→ EXERCISE DESCRIPTION:
Report, as a bare number, how many lines of the material below contain the word "stima".
==================================================
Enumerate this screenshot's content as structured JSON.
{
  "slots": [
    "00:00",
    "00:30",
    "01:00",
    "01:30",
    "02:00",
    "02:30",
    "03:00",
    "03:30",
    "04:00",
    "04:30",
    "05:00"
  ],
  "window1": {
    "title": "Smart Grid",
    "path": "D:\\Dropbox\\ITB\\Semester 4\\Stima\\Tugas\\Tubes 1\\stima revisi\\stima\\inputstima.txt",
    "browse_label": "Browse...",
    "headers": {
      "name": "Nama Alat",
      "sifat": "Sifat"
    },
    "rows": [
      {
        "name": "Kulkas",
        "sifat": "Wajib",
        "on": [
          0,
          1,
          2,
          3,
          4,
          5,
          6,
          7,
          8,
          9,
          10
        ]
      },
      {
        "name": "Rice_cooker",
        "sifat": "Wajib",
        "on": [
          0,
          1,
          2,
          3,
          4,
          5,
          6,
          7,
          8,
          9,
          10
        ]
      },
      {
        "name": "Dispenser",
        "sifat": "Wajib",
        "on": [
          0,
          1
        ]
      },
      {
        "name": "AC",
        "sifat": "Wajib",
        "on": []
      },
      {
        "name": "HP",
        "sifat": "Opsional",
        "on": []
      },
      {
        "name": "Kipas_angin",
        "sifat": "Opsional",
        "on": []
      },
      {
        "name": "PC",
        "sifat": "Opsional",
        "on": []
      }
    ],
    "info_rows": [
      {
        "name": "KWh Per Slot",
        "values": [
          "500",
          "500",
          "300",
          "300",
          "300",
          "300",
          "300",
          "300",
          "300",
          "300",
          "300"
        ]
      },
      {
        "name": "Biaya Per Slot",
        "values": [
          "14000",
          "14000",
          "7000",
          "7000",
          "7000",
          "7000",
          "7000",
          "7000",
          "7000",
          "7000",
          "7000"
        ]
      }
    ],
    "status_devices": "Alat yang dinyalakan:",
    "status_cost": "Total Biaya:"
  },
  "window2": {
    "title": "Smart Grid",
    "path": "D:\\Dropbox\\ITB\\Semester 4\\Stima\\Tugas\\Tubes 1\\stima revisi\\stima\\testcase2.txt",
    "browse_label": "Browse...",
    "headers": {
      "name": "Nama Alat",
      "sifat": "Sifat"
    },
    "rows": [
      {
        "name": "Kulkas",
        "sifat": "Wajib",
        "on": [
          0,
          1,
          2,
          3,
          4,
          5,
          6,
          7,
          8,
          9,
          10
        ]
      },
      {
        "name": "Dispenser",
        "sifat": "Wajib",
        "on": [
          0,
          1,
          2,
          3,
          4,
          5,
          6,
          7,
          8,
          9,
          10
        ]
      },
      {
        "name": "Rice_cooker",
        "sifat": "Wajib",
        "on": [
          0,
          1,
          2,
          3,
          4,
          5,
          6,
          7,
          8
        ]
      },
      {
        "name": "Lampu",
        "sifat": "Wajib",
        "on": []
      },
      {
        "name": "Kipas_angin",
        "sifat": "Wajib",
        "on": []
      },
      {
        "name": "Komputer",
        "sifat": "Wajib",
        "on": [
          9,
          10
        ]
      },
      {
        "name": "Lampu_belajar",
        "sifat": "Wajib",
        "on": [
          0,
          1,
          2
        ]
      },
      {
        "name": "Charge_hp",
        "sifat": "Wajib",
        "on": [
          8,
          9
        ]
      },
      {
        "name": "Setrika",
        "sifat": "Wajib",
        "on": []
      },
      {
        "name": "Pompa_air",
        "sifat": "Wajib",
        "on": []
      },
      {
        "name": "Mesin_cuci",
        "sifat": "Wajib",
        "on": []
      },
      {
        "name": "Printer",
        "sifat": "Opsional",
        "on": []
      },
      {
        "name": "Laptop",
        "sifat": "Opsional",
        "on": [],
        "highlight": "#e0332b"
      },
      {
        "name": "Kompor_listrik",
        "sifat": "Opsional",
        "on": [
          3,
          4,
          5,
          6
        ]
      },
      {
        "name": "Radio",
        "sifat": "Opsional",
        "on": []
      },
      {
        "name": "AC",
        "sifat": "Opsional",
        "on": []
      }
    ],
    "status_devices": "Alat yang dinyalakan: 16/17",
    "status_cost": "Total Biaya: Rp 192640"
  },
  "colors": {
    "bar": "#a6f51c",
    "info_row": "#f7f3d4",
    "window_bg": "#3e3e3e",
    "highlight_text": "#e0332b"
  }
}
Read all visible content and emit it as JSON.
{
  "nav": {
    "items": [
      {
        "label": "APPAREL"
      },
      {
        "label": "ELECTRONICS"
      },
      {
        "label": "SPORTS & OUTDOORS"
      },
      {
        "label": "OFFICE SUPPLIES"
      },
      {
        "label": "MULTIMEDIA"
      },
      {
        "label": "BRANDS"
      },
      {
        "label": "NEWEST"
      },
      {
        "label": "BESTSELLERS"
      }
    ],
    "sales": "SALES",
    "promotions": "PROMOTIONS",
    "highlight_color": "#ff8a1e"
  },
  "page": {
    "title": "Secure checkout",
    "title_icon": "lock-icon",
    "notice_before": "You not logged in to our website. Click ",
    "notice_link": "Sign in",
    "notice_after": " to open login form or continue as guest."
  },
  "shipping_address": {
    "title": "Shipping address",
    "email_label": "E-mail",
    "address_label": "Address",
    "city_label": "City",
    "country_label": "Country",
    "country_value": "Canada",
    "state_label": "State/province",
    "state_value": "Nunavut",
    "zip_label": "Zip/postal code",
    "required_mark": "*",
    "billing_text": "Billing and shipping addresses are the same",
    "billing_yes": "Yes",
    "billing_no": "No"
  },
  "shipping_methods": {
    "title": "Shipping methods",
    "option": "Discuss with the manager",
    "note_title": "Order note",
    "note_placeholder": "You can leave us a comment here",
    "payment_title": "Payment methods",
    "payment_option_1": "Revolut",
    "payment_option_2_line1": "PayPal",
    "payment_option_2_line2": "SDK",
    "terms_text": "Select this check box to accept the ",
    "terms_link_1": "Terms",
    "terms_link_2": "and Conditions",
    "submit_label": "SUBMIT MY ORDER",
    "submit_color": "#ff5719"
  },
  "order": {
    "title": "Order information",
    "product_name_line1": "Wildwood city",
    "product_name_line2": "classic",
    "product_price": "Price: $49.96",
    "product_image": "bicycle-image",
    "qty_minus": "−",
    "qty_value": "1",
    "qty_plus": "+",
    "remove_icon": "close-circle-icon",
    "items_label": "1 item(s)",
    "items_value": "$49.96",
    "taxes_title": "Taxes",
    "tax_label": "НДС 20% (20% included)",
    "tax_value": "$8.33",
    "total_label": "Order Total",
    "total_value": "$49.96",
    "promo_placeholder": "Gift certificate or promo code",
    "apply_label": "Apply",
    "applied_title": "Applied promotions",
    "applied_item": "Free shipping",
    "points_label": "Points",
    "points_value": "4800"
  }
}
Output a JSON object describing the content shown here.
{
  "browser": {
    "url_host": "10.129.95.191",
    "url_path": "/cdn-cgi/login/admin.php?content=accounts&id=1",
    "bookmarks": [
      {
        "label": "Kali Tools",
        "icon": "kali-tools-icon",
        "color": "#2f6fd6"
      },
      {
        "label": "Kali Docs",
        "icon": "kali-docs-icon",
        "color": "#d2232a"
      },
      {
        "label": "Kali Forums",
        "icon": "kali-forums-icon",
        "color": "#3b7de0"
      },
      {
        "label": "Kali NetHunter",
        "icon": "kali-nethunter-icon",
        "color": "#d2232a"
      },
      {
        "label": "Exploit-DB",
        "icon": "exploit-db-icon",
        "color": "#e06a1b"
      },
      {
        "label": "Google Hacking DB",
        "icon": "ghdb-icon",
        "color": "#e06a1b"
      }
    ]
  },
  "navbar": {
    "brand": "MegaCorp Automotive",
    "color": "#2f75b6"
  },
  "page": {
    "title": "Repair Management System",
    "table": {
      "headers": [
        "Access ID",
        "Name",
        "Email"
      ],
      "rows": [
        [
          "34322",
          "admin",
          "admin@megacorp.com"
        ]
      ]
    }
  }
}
==================================================
→ WRITTEN RESPONSE:
2